Repeat everything in the material exactly.

----- Entries

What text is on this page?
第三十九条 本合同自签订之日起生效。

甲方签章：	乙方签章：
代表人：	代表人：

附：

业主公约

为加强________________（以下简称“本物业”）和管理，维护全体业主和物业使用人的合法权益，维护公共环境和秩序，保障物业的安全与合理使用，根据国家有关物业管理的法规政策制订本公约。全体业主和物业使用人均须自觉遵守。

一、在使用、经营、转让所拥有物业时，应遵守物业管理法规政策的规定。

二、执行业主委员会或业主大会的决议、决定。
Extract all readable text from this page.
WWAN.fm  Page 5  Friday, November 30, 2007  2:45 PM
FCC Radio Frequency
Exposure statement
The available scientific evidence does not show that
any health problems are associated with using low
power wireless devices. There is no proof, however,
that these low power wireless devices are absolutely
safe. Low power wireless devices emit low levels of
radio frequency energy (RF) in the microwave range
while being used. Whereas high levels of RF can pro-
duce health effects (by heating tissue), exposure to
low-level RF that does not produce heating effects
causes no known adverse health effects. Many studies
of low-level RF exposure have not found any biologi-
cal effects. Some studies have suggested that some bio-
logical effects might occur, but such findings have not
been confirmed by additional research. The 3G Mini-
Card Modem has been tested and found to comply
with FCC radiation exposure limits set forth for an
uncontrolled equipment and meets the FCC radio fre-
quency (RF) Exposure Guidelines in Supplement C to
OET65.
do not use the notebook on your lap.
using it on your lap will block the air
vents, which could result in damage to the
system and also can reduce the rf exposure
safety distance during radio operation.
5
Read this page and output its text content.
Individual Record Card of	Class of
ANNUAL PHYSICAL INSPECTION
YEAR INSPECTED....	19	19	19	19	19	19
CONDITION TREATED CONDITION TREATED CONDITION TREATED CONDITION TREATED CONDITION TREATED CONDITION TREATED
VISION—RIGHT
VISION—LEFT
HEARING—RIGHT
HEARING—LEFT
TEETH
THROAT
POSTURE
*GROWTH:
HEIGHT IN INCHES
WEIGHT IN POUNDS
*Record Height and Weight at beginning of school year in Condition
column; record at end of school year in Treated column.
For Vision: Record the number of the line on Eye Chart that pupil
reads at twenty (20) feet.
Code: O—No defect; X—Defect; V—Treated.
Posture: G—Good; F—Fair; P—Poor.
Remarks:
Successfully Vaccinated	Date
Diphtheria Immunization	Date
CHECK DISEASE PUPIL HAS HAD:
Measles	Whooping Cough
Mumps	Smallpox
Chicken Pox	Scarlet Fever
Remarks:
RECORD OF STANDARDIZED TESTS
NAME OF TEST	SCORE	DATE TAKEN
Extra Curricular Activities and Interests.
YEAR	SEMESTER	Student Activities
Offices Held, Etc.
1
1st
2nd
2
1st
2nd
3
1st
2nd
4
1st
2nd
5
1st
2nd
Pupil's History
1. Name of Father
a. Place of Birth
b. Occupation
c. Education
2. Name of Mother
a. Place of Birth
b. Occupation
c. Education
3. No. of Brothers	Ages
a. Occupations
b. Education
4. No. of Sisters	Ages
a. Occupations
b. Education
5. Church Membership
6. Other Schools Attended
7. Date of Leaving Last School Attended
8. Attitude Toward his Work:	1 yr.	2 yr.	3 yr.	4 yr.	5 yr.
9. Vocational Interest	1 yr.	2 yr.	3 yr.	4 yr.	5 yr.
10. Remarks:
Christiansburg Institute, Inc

----------

**Solution to this problem:**
What text is on this page?
第三十九条 本合同自签订之日起生效。

甲方签章：	乙方签章：
代表人：	代表人：

附：

业主公约

为加强________________（以下简称“本物业”）和管理，维护全体业主和物业使用人的合法权益，维护公共环境和秩序，保障物业的安全与合理使用，根据国家有关物业管理的法规政策制订本公约。全体业主和物业使用人均须自觉遵守。

一、在使用、经营、转让所拥有物业时，应遵守物业管理法规政策的规定。

二、执行业主委员会或业主大会的决议、决定。
Extract all readable text from this page.
WWAN.fm  Page 5  Friday, November 30, 2007  2:45 PM
FCC Radio Frequency
Exposure statement
The available scientific evidence does not show that
any health problems are associated with using low
power wireless devices. There is no proof, however,
that these low power wireless devices are absolutely
safe. Low power wireless devices emit low levels of
radio frequency energy (RF) in the microwave range
while being used. Whereas high levels of RF can pro-
duce health effects (by heating tissue), exposure to
low-level RF that does not produce heating effects
causes no known adverse health effects. Many studies
of low-level RF exposure have not found any biologi-
cal effects. Some studies have suggested that some bio-
logical effects might occur, but such findings have not
been confirmed by additional research. The 3G Mini-
Card Modem has been tested and found to comply
with FCC radiation exposure limits set forth for an
uncontrolled equipment and meets the FCC radio fre-
quency (RF) Exposure Guidelines in Supplement C to
OET65.
do not use the notebook on your lap.
using it on your lap will block the air
vents, which could result in damage to the
system and also can reduce the rf exposure
safety distance during radio operation.
5
Read this page and output its text content.
Individual Record Card of	Class of
ANNUAL PHYSICAL INSPECTION
YEAR INSPECTED....	19	19	19	19	19	19
CONDITION TREATED CONDITION TREATED CONDITION TREATED CONDITION TREATED CONDITION TREATED CONDITION TREATED
VISION—RIGHT
VISION—LEFT
HEARING—RIGHT
HEARING—LEFT
TEETH
THROAT
POSTURE
*GROWTH:
HEIGHT IN INCHES
WEIGHT IN POUNDS
*Record Height and Weight at beginning of school year in Condition
column; record at end of school year in Treated column.
For Vision: Record the number of the line on Eye Chart that pupil
reads at twenty (20) feet.
Code: O—No defect; X—Defect; V—Treated.
Posture: G—Good; F—Fair; P—Poor.
Remarks:
Successfully Vaccinated	Date
Diphtheria Immunization	Date
CHECK DISEASE PUPIL HAS HAD:
Measles	Whooping Cough
Mumps	Smallpox
Chicken Pox	Scarlet Fever
Remarks:
RECORD OF STANDARDIZED TESTS
NAME OF TEST	SCORE	DATE TAKEN
Extra Curricular Activities and Interests.
YEAR	SEMESTER	Student Activities
Offices Held, Etc.
1
1st
2nd
2
1st
2nd
3
1st
2nd
4
1st
2nd
5
1st
2nd
Pupil's History
1. Name of Father
a. Place of Birth
b. Occupation
c. Education
2. Name of Mother
a. Place of Birth
b. Occupation
c. Education
3. No. of Brothers	Ages
a. Occupations
b. Education
4. No. of Sisters	Ages
a. Occupations
b. Education
5. Church Membership
6. Other Schools Attended
7. Date of Leaving Last School Attended
8. Attitude Toward his Work:	1 yr.	2 yr.	3 yr.	4 yr.	5 yr.
9. Vocational Interest	1 yr.	2 yr.	3 yr.	4 yr.	5 yr.
10. Remarks:
Christiansburg Institute, Inc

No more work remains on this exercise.